> **Supplied data**:
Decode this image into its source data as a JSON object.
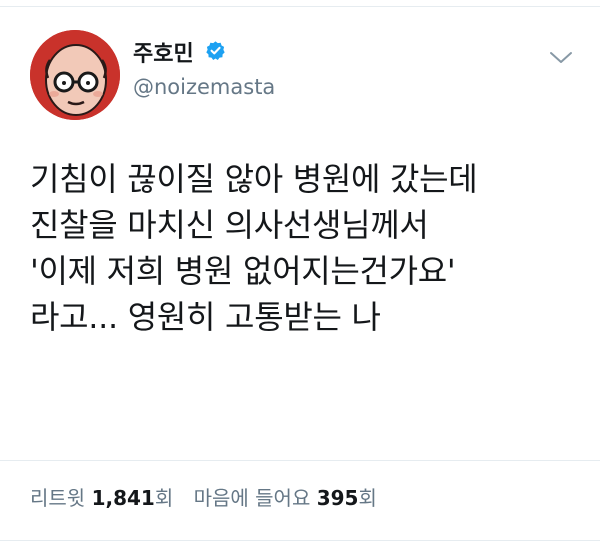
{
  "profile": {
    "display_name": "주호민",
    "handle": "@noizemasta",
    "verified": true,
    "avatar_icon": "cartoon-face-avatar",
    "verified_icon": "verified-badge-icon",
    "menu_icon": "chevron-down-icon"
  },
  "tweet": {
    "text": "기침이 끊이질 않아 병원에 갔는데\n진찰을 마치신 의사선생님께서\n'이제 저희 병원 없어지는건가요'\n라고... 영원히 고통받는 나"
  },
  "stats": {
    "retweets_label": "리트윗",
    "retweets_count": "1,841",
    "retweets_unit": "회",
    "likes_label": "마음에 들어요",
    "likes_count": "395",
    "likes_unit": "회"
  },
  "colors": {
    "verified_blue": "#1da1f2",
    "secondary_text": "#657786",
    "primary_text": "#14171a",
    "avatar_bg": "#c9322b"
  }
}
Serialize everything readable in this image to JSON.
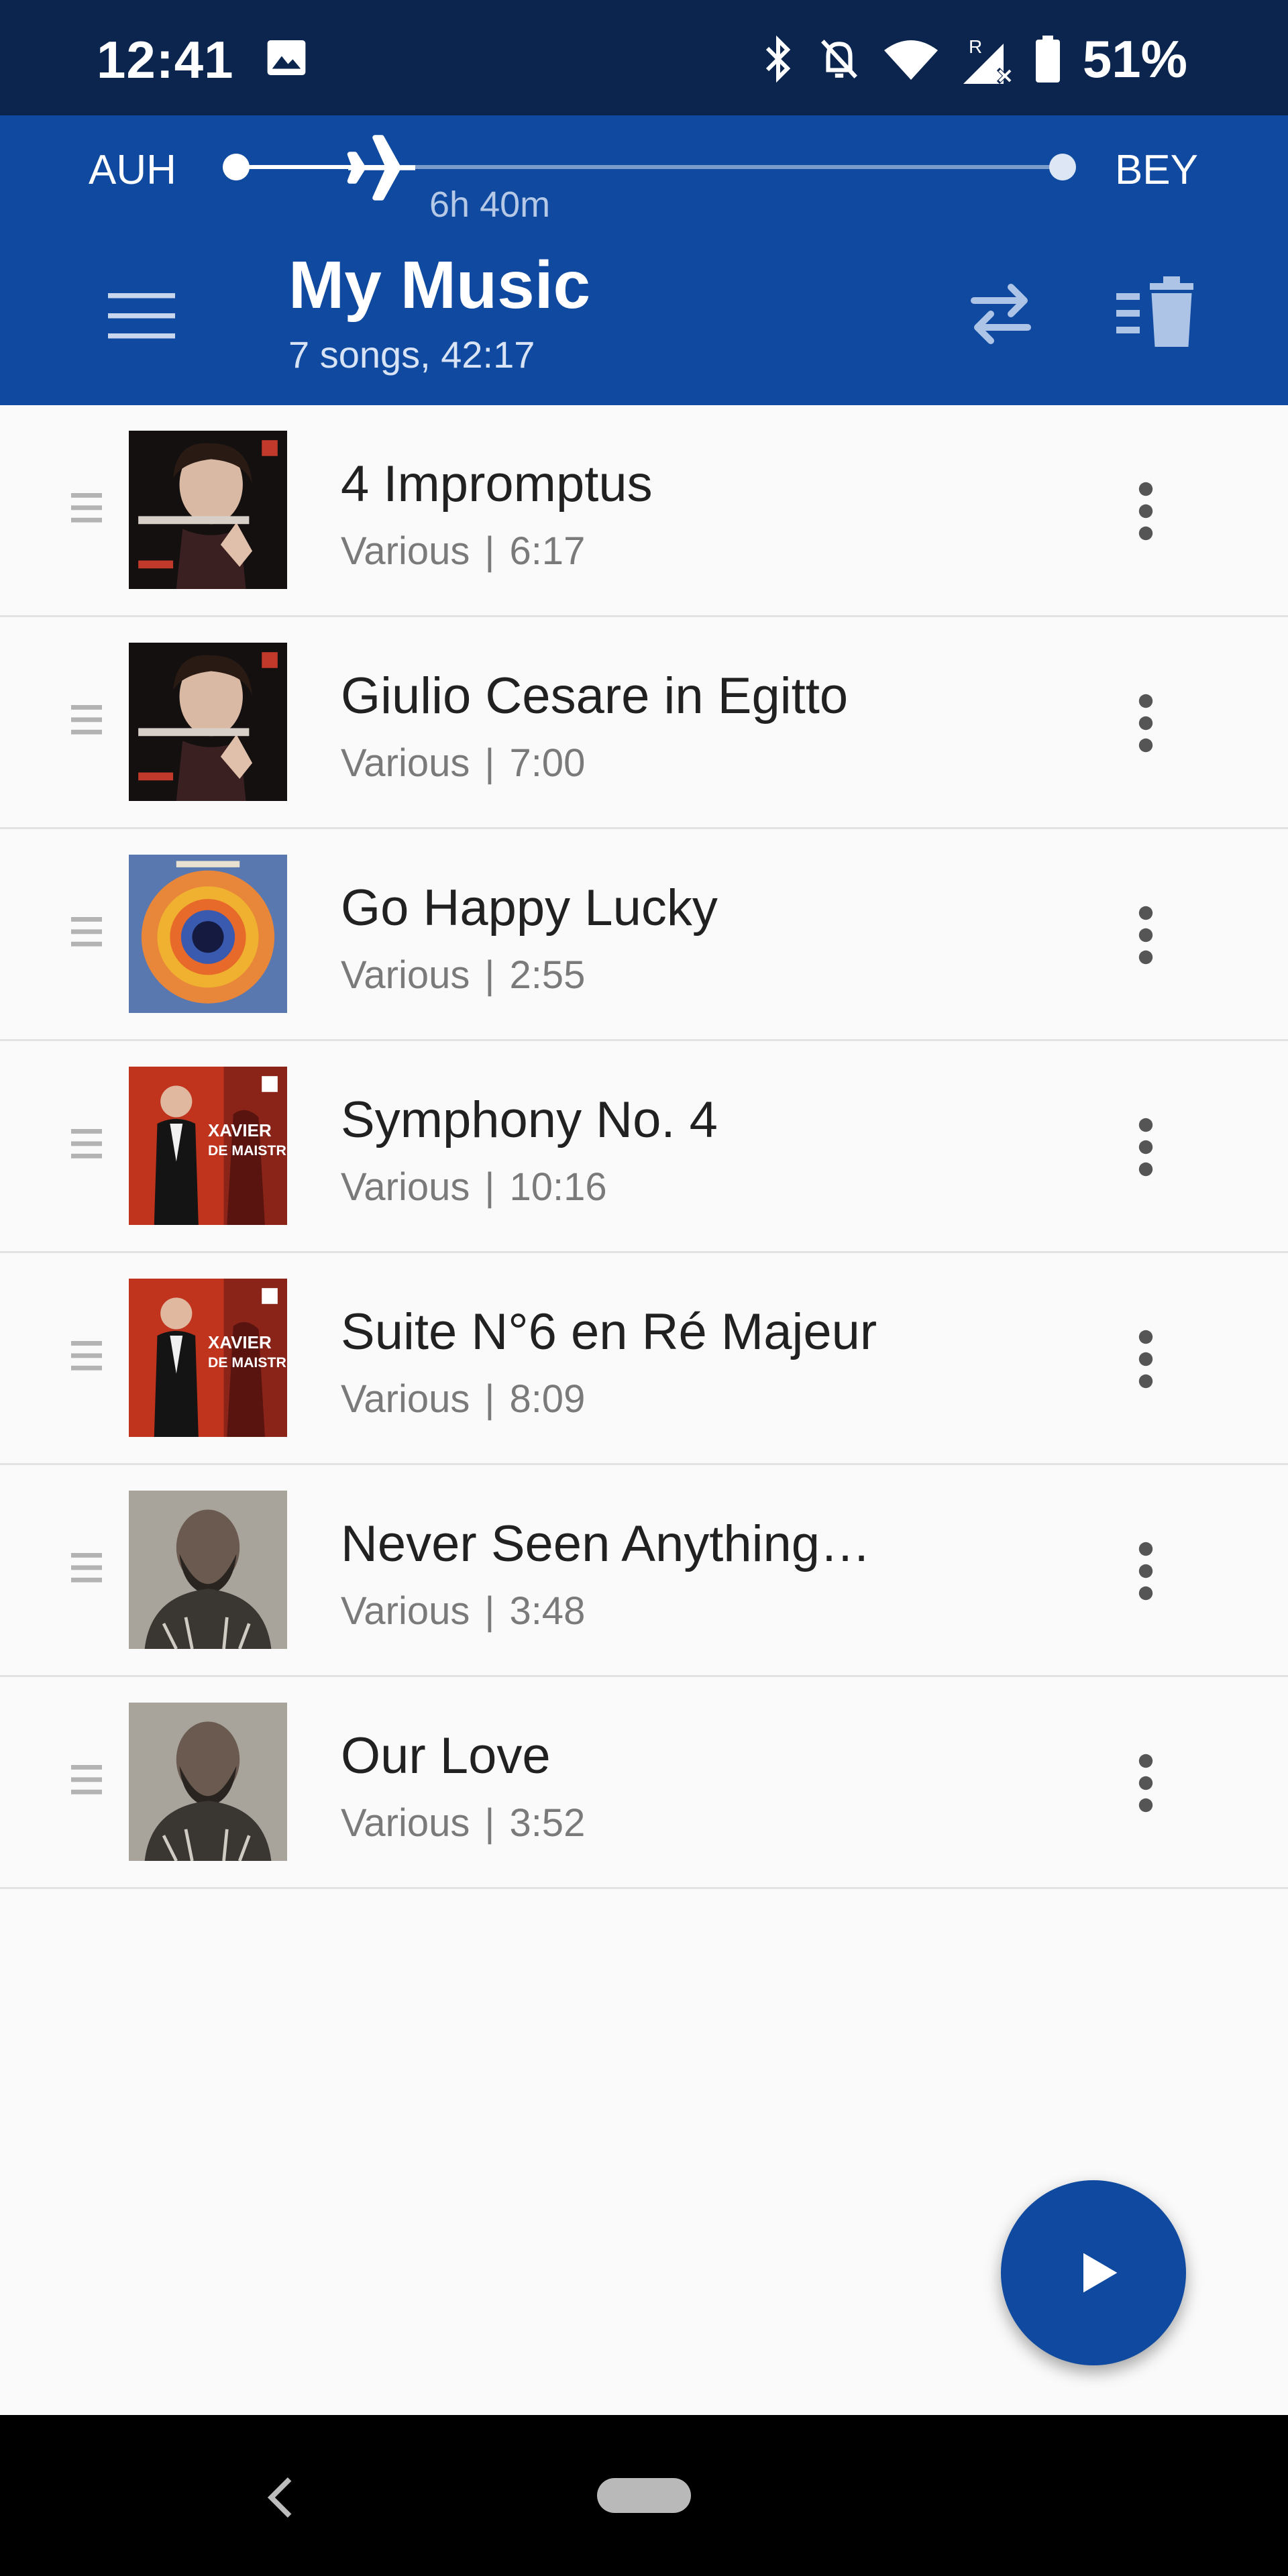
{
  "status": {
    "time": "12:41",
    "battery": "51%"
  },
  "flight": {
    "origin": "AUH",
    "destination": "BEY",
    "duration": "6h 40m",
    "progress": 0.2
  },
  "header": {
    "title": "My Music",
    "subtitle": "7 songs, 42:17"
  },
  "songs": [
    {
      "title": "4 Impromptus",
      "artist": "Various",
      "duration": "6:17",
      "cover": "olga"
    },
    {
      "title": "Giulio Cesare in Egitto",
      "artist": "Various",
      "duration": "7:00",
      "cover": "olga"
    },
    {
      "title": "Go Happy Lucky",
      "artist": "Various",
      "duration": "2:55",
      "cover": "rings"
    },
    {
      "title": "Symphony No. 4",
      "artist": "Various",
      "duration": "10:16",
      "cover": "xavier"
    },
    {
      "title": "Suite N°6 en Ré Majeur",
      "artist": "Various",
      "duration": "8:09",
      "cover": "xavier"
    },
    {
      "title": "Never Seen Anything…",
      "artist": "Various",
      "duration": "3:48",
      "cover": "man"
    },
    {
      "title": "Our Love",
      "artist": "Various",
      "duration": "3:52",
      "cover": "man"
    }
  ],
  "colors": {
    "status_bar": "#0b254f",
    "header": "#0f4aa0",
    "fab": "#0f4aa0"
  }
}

> **Task objective**: Beginning at the line that contains "Serialize everything readable", retype each line of the data above through the very last one. Do not retype the pictures.

> **Answer to the task**:
Serialize everything readable in this image to JSON.
{
  "status": {
    "time": "12:41",
    "battery": "51%"
  },
  "flight": {
    "origin": "AUH",
    "destination": "BEY",
    "duration": "6h 40m",
    "progress": 0.2
  },
  "header": {
    "title": "My Music",
    "subtitle": "7 songs, 42:17"
  },
  "songs": [
    {
      "title": "4 Impromptus",
      "artist": "Various",
      "duration": "6:17",
      "cover": "olga"
    },
    {
      "title": "Giulio Cesare in Egitto",
      "artist": "Various",
      "duration": "7:00",
      "cover": "olga"
    },
    {
      "title": "Go Happy Lucky",
      "artist": "Various",
      "duration": "2:55",
      "cover": "rings"
    },
    {
      "title": "Symphony No. 4",
      "artist": "Various",
      "duration": "10:16",
      "cover": "xavier"
    },
    {
      "title": "Suite N°6 en Ré Majeur",
      "artist": "Various",
      "duration": "8:09",
      "cover": "xavier"
    },
    {
      "title": "Never Seen Anything…",
      "artist": "Various",
      "duration": "3:48",
      "cover": "man"
    },
    {
      "title": "Our Love",
      "artist": "Various",
      "duration": "3:52",
      "cover": "man"
    }
  ],
  "colors": {
    "status_bar": "#0b254f",
    "header": "#0f4aa0",
    "fab": "#0f4aa0"
  }
}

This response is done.